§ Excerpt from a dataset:
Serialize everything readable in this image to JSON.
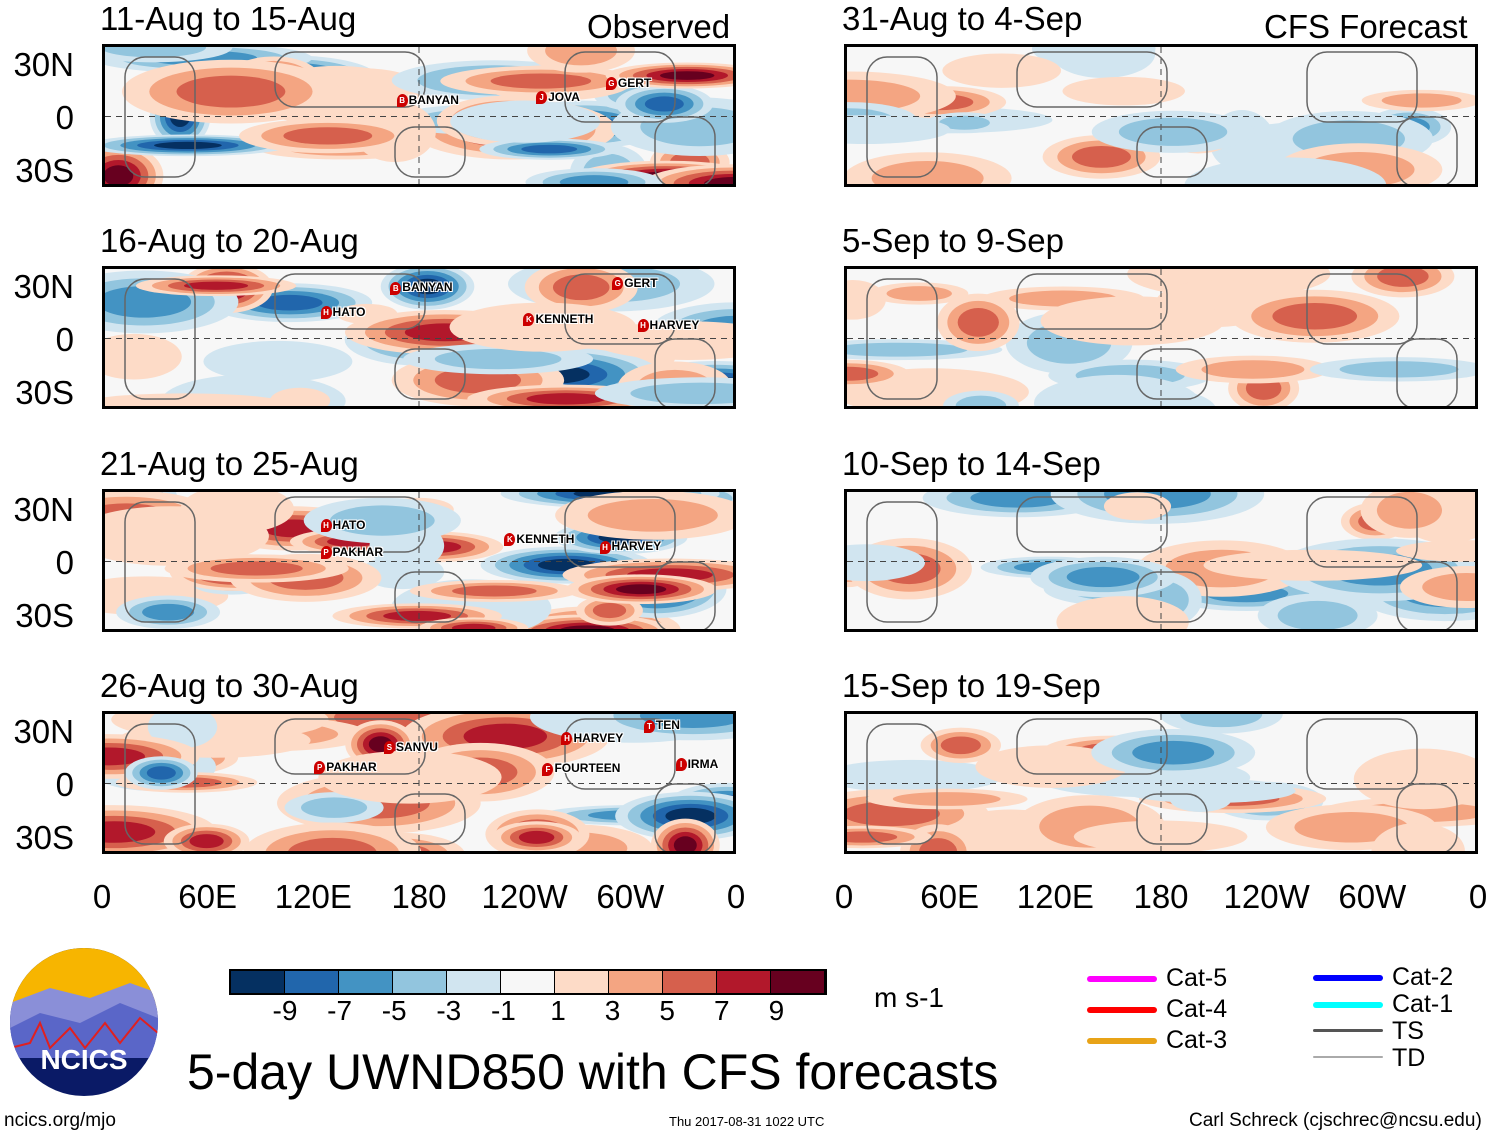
{
  "chart_data": {
    "type": "heatmap",
    "title": "5-day UWND850 with CFS forecasts",
    "variable": "850 hPa zonal wind anomaly",
    "units": "m s-1",
    "colorbar": {
      "tick_labels": [
        "-9",
        "-7",
        "-5",
        "-3",
        "-1",
        "1",
        "3",
        "5",
        "7",
        "9"
      ],
      "colors": [
        "#053061",
        "#2166ac",
        "#4393c3",
        "#92c5de",
        "#d1e5f0",
        "#f7f7f7",
        "#fddbc7",
        "#f4a582",
        "#d6604d",
        "#b2182b",
        "#67001f"
      ]
    },
    "columns": [
      {
        "label": "Observed",
        "panels": [
          {
            "title": "11-Aug to 15-Aug",
            "storms": [
              "BANYAN",
              "JOVA",
              "GERT"
            ]
          },
          {
            "title": "16-Aug to 20-Aug",
            "storms": [
              "BANYAN",
              "GERT",
              "HATO",
              "KENNETH",
              "HARVEY"
            ]
          },
          {
            "title": "21-Aug to 25-Aug",
            "storms": [
              "HATO",
              "PAKHAR",
              "KENNETH",
              "HARVEY"
            ]
          },
          {
            "title": "26-Aug to 30-Aug",
            "storms": [
              "PAKHAR",
              "SANVU",
              "HARVEY",
              "TEN",
              "FOURTEEN",
              "IRMA"
            ]
          }
        ]
      },
      {
        "label": "CFS Forecast",
        "panels": [
          {
            "title": "31-Aug to 4-Sep"
          },
          {
            "title": "5-Sep to 9-Sep"
          },
          {
            "title": "10-Sep to 14-Sep"
          },
          {
            "title": "15-Sep to 19-Sep"
          }
        ]
      }
    ],
    "y_ticks": [
      "30N",
      "0",
      "30S"
    ],
    "x_ticks": [
      "0",
      "60E",
      "120E",
      "180",
      "120W",
      "60W",
      "0"
    ],
    "ylim": [
      -40,
      40
    ],
    "xlim": [
      0,
      360
    ]
  },
  "legend": {
    "items": [
      {
        "label": "Cat-5",
        "color": "#ff00ff"
      },
      {
        "label": "Cat-4",
        "color": "#ff0000"
      },
      {
        "label": "Cat-3",
        "color": "#e8a317"
      },
      {
        "label": "Cat-2",
        "color": "#0000ff"
      },
      {
        "label": "Cat-1",
        "color": "#00ffff"
      },
      {
        "label": "TS",
        "color": "#555555"
      },
      {
        "label": "TD",
        "color": "#aaaaaa"
      }
    ]
  },
  "footer": {
    "logo_text": "NCICS",
    "site": "ncics.org/mjo",
    "timestamp": "Thu 2017-08-31 1022 UTC",
    "credit": "Carl Schreck (cjschrec@ncsu.edu)"
  }
}
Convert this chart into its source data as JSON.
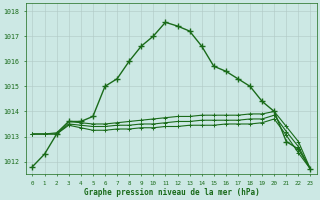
{
  "hours": [
    0,
    1,
    2,
    3,
    4,
    5,
    6,
    7,
    8,
    9,
    10,
    11,
    12,
    13,
    14,
    15,
    16,
    17,
    18,
    19,
    20,
    21,
    22,
    23
  ],
  "pressure_main": [
    1011.8,
    1012.3,
    1013.1,
    1013.6,
    1013.6,
    1013.8,
    1015.0,
    1015.3,
    1016.0,
    1016.6,
    1017.0,
    1017.55,
    1017.4,
    1017.2,
    1016.6,
    1015.8,
    1015.6,
    1015.3,
    1015.0,
    1014.4,
    1014.0,
    1012.8,
    1012.5,
    1011.7
  ],
  "pressure_flatA": [
    1013.1,
    1013.1,
    1013.15,
    1013.6,
    1013.55,
    1013.5,
    1013.5,
    1013.55,
    1013.6,
    1013.65,
    1013.7,
    1013.75,
    1013.8,
    1013.8,
    1013.85,
    1013.85,
    1013.85,
    1013.85,
    1013.9,
    1013.9,
    1014.0,
    1013.4,
    1012.8,
    1011.7
  ],
  "pressure_flatB": [
    1013.1,
    1013.1,
    1013.1,
    1013.5,
    1013.45,
    1013.4,
    1013.4,
    1013.45,
    1013.45,
    1013.5,
    1013.5,
    1013.55,
    1013.6,
    1013.6,
    1013.65,
    1013.65,
    1013.65,
    1013.65,
    1013.7,
    1013.7,
    1013.85,
    1013.2,
    1012.6,
    1011.7
  ],
  "pressure_flatC": [
    1013.1,
    1013.1,
    1013.1,
    1013.45,
    1013.35,
    1013.25,
    1013.25,
    1013.3,
    1013.3,
    1013.35,
    1013.35,
    1013.4,
    1013.4,
    1013.45,
    1013.45,
    1013.45,
    1013.5,
    1013.5,
    1013.5,
    1013.55,
    1013.7,
    1013.05,
    1012.35,
    1011.7
  ],
  "ylim_min": 1011.5,
  "ylim_max": 1018.3,
  "yticks": [
    1012,
    1013,
    1014,
    1015,
    1016,
    1017,
    1018
  ],
  "line_color": "#1a6b1a",
  "bg_color": "#cce8e4",
  "grid_color": "#b0c8c4",
  "xlabel": "Graphe pression niveau de la mer (hPa)"
}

§ What you will do: Output the entries above exactly, without their pictures.

§ Exercise solution:
Serialize everything readable in this image to JSON.
{
  "chart_data": {
    "type": "heatmap",
    "title": "5-day UWND850 with CFS forecasts",
    "variable": "850 hPa zonal wind anomaly",
    "units": "m s-1",
    "colorbar": {
      "tick_labels": [
        "-9",
        "-7",
        "-5",
        "-3",
        "-1",
        "1",
        "3",
        "5",
        "7",
        "9"
      ],
      "colors": [
        "#053061",
        "#2166ac",
        "#4393c3",
        "#92c5de",
        "#d1e5f0",
        "#f7f7f7",
        "#fddbc7",
        "#f4a582",
        "#d6604d",
        "#b2182b",
        "#67001f"
      ]
    },
    "columns": [
      {
        "label": "Observed",
        "panels": [
          {
            "title": "11-Aug to 15-Aug",
            "storms": [
              "BANYAN",
              "JOVA",
              "GERT"
            ]
          },
          {
            "title": "16-Aug to 20-Aug",
            "storms": [
              "BANYAN",
              "GERT",
              "HATO",
              "KENNETH",
              "HARVEY"
            ]
          },
          {
            "title": "21-Aug to 25-Aug",
            "storms": [
              "HATO",
              "PAKHAR",
              "KENNETH",
              "HARVEY"
            ]
          },
          {
            "title": "26-Aug to 30-Aug",
            "storms": [
              "PAKHAR",
              "SANVU",
              "HARVEY",
              "TEN",
              "FOURTEEN",
              "IRMA"
            ]
          }
        ]
      },
      {
        "label": "CFS Forecast",
        "panels": [
          {
            "title": "31-Aug to 4-Sep"
          },
          {
            "title": "5-Sep to 9-Sep"
          },
          {
            "title": "10-Sep to 14-Sep"
          },
          {
            "title": "15-Sep to 19-Sep"
          }
        ]
      }
    ],
    "y_ticks": [
      "30N",
      "0",
      "30S"
    ],
    "x_ticks": [
      "0",
      "60E",
      "120E",
      "180",
      "120W",
      "60W",
      "0"
    ],
    "ylim": [
      -40,
      40
    ],
    "xlim": [
      0,
      360
    ]
  },
  "legend": {
    "items": [
      {
        "label": "Cat-5",
        "color": "#ff00ff"
      },
      {
        "label": "Cat-4",
        "color": "#ff0000"
      },
      {
        "label": "Cat-3",
        "color": "#e8a317"
      },
      {
        "label": "Cat-2",
        "color": "#0000ff"
      },
      {
        "label": "Cat-1",
        "color": "#00ffff"
      },
      {
        "label": "TS",
        "color": "#555555"
      },
      {
        "label": "TD",
        "color": "#aaaaaa"
      }
    ]
  },
  "footer": {
    "logo_text": "NCICS",
    "site": "ncics.org/mjo",
    "timestamp": "Thu 2017-08-31 1022 UTC",
    "credit": "Carl Schreck (cjschrec@ncsu.edu)"
  }
}
Convert this chart into its source data as JSON.
{
  "hours": [
    0,
    1,
    2,
    3,
    4,
    5,
    6,
    7,
    8,
    9,
    10,
    11,
    12,
    13,
    14,
    15,
    16,
    17,
    18,
    19,
    20,
    21,
    22,
    23
  ],
  "pressure_main": [
    1011.8,
    1012.3,
    1013.1,
    1013.6,
    1013.6,
    1013.8,
    1015.0,
    1015.3,
    1016.0,
    1016.6,
    1017.0,
    1017.55,
    1017.4,
    1017.2,
    1016.6,
    1015.8,
    1015.6,
    1015.3,
    1015.0,
    1014.4,
    1014.0,
    1012.8,
    1012.5,
    1011.7
  ],
  "pressure_flatA": [
    1013.1,
    1013.1,
    1013.15,
    1013.6,
    1013.55,
    1013.5,
    1013.5,
    1013.55,
    1013.6,
    1013.65,
    1013.7,
    1013.75,
    1013.8,
    1013.8,
    1013.85,
    1013.85,
    1013.85,
    1013.85,
    1013.9,
    1013.9,
    1014.0,
    1013.4,
    1012.8,
    1011.7
  ],
  "pressure_flatB": [
    1013.1,
    1013.1,
    1013.1,
    1013.5,
    1013.45,
    1013.4,
    1013.4,
    1013.45,
    1013.45,
    1013.5,
    1013.5,
    1013.55,
    1013.6,
    1013.6,
    1013.65,
    1013.65,
    1013.65,
    1013.65,
    1013.7,
    1013.7,
    1013.85,
    1013.2,
    1012.6,
    1011.7
  ],
  "pressure_flatC": [
    1013.1,
    1013.1,
    1013.1,
    1013.45,
    1013.35,
    1013.25,
    1013.25,
    1013.3,
    1013.3,
    1013.35,
    1013.35,
    1013.4,
    1013.4,
    1013.45,
    1013.45,
    1013.45,
    1013.5,
    1013.5,
    1013.5,
    1013.55,
    1013.7,
    1013.05,
    1012.35,
    1011.7
  ],
  "ylim_min": 1011.5,
  "ylim_max": 1018.3,
  "yticks": [
    1012,
    1013,
    1014,
    1015,
    1016,
    1017,
    1018
  ],
  "line_color": "#1a6b1a",
  "bg_color": "#cce8e4",
  "grid_color": "#b0c8c4",
  "xlabel": "Graphe pression niveau de la mer (hPa)"
}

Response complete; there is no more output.